▶ [PROBLEM TO WORK ON]
Copy every line from the material below that holds "this".

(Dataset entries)
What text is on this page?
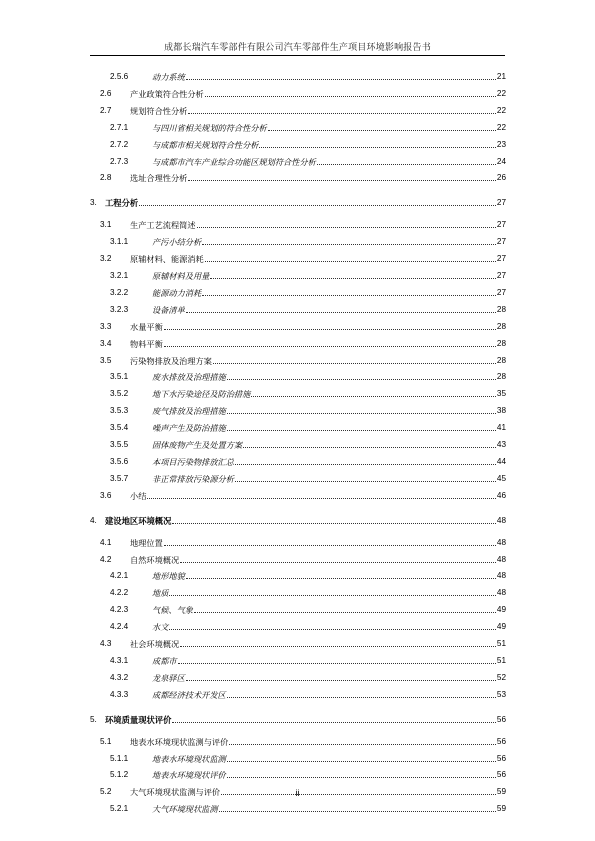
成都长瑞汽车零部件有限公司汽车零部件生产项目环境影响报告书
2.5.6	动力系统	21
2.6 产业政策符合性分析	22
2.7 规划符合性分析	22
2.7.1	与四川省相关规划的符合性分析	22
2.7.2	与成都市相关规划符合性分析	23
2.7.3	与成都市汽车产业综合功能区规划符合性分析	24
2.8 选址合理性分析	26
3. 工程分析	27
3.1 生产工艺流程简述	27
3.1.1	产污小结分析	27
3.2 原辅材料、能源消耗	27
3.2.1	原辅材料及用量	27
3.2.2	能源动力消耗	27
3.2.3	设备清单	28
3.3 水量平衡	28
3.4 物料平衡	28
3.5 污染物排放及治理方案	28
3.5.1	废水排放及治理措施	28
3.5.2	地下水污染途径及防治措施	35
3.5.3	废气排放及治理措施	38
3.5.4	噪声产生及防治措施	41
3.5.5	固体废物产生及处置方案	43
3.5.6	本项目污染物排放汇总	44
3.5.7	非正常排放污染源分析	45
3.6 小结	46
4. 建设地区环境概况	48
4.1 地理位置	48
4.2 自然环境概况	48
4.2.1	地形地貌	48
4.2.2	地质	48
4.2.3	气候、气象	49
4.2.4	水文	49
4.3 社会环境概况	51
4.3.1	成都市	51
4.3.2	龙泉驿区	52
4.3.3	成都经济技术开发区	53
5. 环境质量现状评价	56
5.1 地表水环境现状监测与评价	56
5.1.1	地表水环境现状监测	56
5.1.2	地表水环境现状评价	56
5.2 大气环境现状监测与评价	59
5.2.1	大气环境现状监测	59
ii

...

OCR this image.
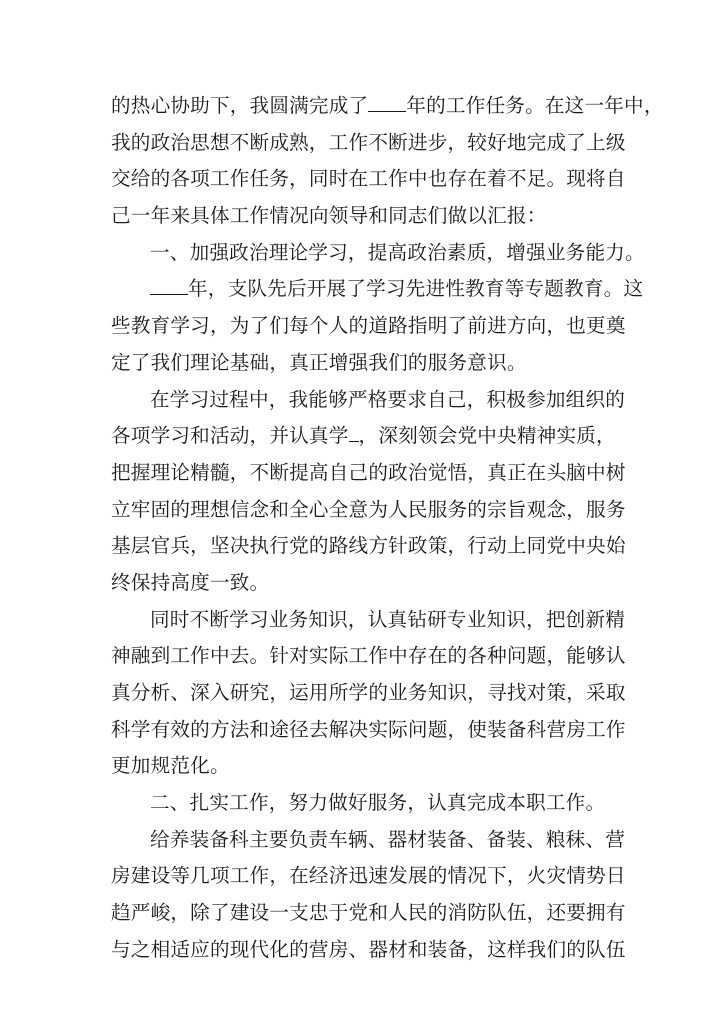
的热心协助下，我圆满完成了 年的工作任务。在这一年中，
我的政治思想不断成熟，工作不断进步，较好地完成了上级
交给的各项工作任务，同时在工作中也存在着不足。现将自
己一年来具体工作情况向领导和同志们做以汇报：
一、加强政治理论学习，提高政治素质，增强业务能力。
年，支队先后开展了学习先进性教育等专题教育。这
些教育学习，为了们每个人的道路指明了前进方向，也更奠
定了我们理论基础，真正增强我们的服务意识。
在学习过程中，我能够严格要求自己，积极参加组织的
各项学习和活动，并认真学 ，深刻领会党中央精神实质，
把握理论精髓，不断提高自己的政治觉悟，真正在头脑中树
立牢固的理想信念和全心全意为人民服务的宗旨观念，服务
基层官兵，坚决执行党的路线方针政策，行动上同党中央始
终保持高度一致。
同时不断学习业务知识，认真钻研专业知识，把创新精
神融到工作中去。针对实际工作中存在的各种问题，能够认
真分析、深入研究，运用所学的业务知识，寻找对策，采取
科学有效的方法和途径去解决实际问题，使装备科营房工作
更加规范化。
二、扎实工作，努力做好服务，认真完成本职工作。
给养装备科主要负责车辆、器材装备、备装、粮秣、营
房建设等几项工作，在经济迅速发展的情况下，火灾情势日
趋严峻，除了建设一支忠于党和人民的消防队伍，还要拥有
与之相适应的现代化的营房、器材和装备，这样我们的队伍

▶ [RESULT OF THE EXERCISE]
What text is on this page?
OCR this image.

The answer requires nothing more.